Directions: Write out the data again exactly, skipping every picture.

○ ○ ○ ○ ○ ○ ○

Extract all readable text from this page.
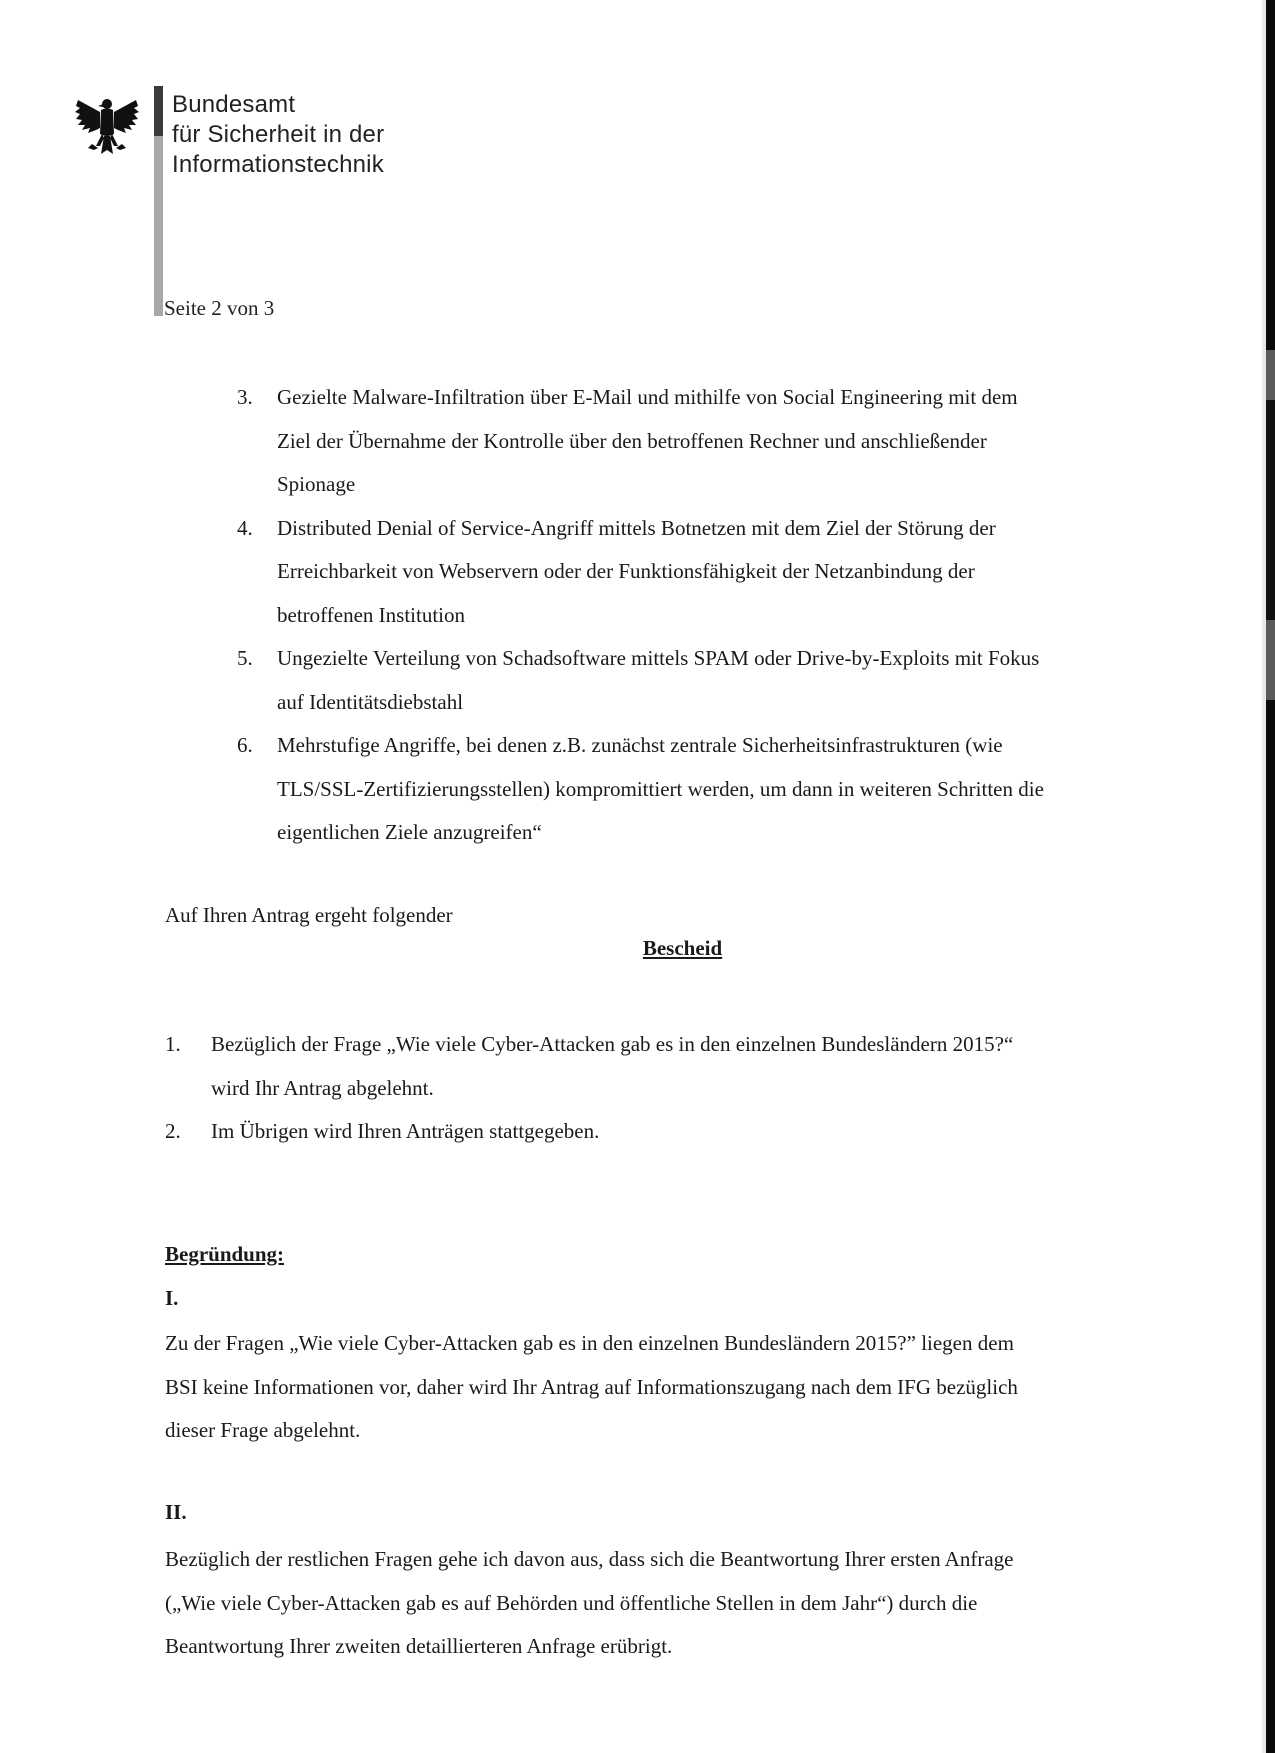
Bundesamt
für Sicherheit in der
Informationstechnik
Seite 2 von 3
3. Gezielte Malware-Infiltration über E-Mail und mithilfe von Social Engineering mit dem
Ziel der Übernahme der Kontrolle über den betroffenen Rechner und anschließender
Spionage
4. Distributed Denial of Service-Angriff mittels Botnetzen mit dem Ziel der Störung der
Erreichbarkeit von Webservern oder der Funktionsfähigkeit der Netzanbindung der
betroffenen Institution
5. Ungezielte Verteilung von Schadsoftware mittels SPAM oder Drive-by-Exploits mit Fokus
auf Identitätsdiebstahl
6. Mehrstufige Angriffe, bei denen z.B. zunächst zentrale Sicherheitsinfrastrukturen (wie
TLS/SSL-Zertifizierungsstellen) kompromittiert werden, um dann in weiteren Schritten die
eigentlichen Ziele anzugreifen“
Auf Ihren Antrag ergeht folgender
Bescheid
1. Bezüglich der Frage „Wie viele Cyber-Attacken gab es in den einzelnen Bundesländern 2015?“
wird Ihr Antrag abgelehnt.
2. Im Übrigen wird Ihren Anträgen stattgegeben.
Begründung:
I.
Zu der Fragen „Wie viele Cyber-Attacken gab es in den einzelnen Bundesländern 2015?” liegen dem
BSI keine Informationen vor, daher wird Ihr Antrag auf Informationszugang nach dem IFG bezüglich
dieser Frage abgelehnt.
II.
Bezüglich der restlichen Fragen gehe ich davon aus, dass sich die Beantwortung Ihrer ersten Anfrage
(„Wie viele Cyber-Attacken gab es auf Behörden und öffentliche Stellen in dem Jahr“) durch die
Beantwortung Ihrer zweiten detaillierteren Anfrage erübrigt.
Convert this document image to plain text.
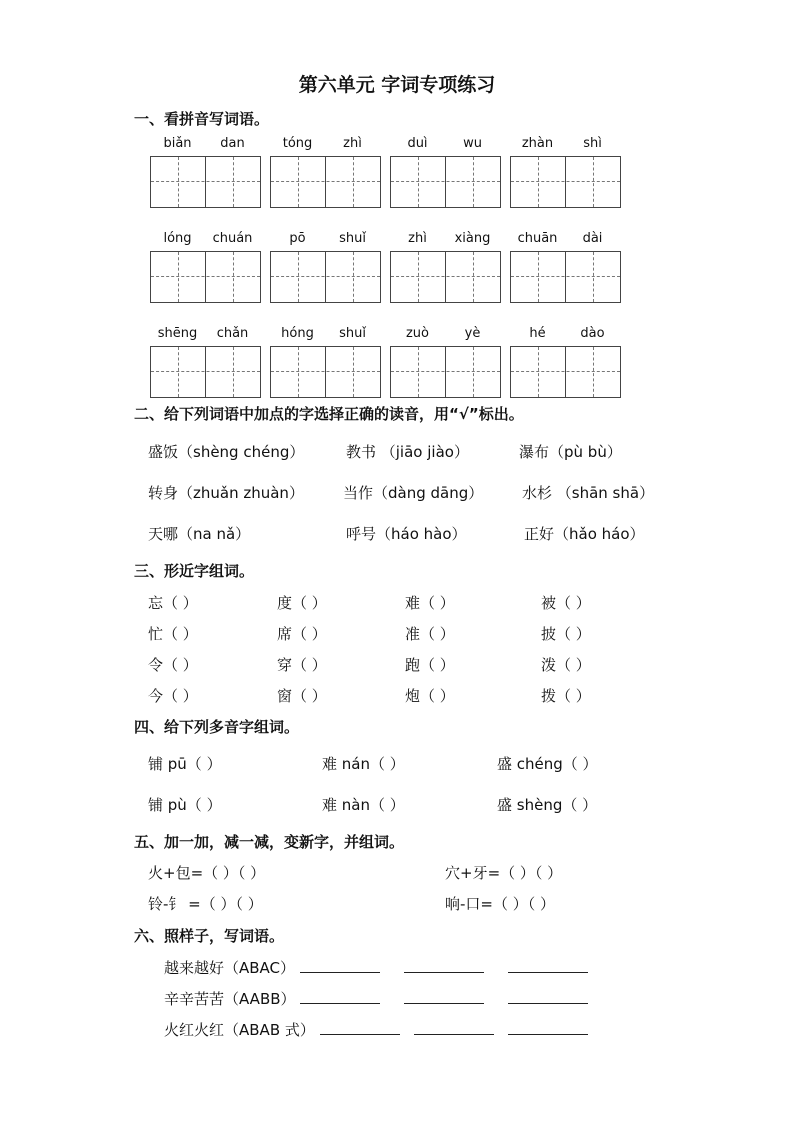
第六单元 字词专项练习
一、看拼音写词语。
biǎn	dan	tóng	zhì	duì	wu	zhàn	shì
lóng	chuán	pō	shuǐ	zhì	xiàng	chuān	dài
shēng	chǎn	hóng	shuǐ	zuò	yè	hé	dào
二、给下列词语中加点的字选择正确的读音，用“√”标出。
盛饭（shèng chéng）	教书 （jiāo jiào）	瀑布（pù bù）
转身（zhuǎn zhuàn）	当作（dàng dāng）	水杉 （shān shā）
天哪（na nǎ）	呼号（háo hào）	正好（hǎo háo）
三、形近字组词。
忘（ ）	度（ ）	难（ ）	被（ ）
忙（ ）	席（ ）	准（ ）	披（ ）
令（ ）	穿（ ）	跑（ ）	泼（ ）
今（ ）	窗（ ）	炮（ ）	拨（ ）
四、给下列多音字组词。
铺 pū（ ）	难 nán（ ）	盛 chéng（ ）
铺 pù（ ）	难 nàn（ ）	盛 shèng（ ）
五、加一加，减一减，变新字，并组词。
火+包=（ ）（ ）	穴+牙=（ ）（ ）
铃-钅 =（ ）（ ）	响-口=（ ）（ ）
六、照样子，写词语。
越来越好（ABAC）
辛辛苦苦（AABB）
火红火红（ABAB 式）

○ ○ ○ ○ ○ ○ ○

Task output:
Extract all readable text from this page.
Bundesamt
für Sicherheit in der
Informationstechnik
Seite 2 von 3
3. Gezielte Malware-Infiltration über E-Mail und mithilfe von Social Engineering mit dem
Ziel der Übernahme der Kontrolle über den betroffenen Rechner und anschließender
Spionage
4. Distributed Denial of Service-Angriff mittels Botnetzen mit dem Ziel der Störung der
Erreichbarkeit von Webservern oder der Funktionsfähigkeit der Netzanbindung der
betroffenen Institution
5. Ungezielte Verteilung von Schadsoftware mittels SPAM oder Drive-by-Exploits mit Fokus
auf Identitätsdiebstahl
6. Mehrstufige Angriffe, bei denen z.B. zunächst zentrale Sicherheitsinfrastrukturen (wie
TLS/SSL-Zertifizierungsstellen) kompromittiert werden, um dann in weiteren Schritten die
eigentlichen Ziele anzugreifen“
Auf Ihren Antrag ergeht folgender
Bescheid
1. Bezüglich der Frage „Wie viele Cyber-Attacken gab es in den einzelnen Bundesländern 2015?“
wird Ihr Antrag abgelehnt.
2. Im Übrigen wird Ihren Anträgen stattgegeben.
Begründung:
I.
Zu der Fragen „Wie viele Cyber-Attacken gab es in den einzelnen Bundesländern 2015?” liegen dem
BSI keine Informationen vor, daher wird Ihr Antrag auf Informationszugang nach dem IFG bezüglich
dieser Frage abgelehnt.
II.
Bezüglich der restlichen Fragen gehe ich davon aus, dass sich die Beantwortung Ihrer ersten Anfrage
(„Wie viele Cyber-Attacken gab es auf Behörden und öffentliche Stellen in dem Jahr“) durch die
Beantwortung Ihrer zweiten detaillierteren Anfrage erübrigt.
Convert this document image to plain text.
第六单元 字词专项练习
一、看拼音写词语。
biǎn	dan	tóng	zhì	duì	wu	zhàn	shì
lóng	chuán	pō	shuǐ	zhì	xiàng	chuān	dài
shēng	chǎn	hóng	shuǐ	zuò	yè	hé	dào
二、给下列词语中加点的字选择正确的读音，用“√”标出。
盛饭（shèng chéng）	教书 （jiāo jiào）	瀑布（pù bù）
转身（zhuǎn zhuàn）	当作（dàng dāng）	水杉 （shān shā）
天哪（na nǎ）	呼号（háo hào）	正好（hǎo háo）
三、形近字组词。
忘（ ）	度（ ）	难（ ）	被（ ）
忙（ ）	席（ ）	准（ ）	披（ ）
令（ ）	穿（ ）	跑（ ）	泼（ ）
今（ ）	窗（ ）	炮（ ）	拨（ ）
四、给下列多音字组词。
铺 pū（ ）	难 nán（ ）	盛 chéng（ ）
铺 pù（ ）	难 nàn（ ）	盛 shèng（ ）
五、加一加，减一减，变新字，并组词。
火+包=（ ）（ ）	穴+牙=（ ）（ ）
铃-钅 =（ ）（ ）	响-口=（ ）（ ）
六、照样子，写词语。
越来越好（ABAC）
辛辛苦苦（AABB）
火红火红（ABAB 式）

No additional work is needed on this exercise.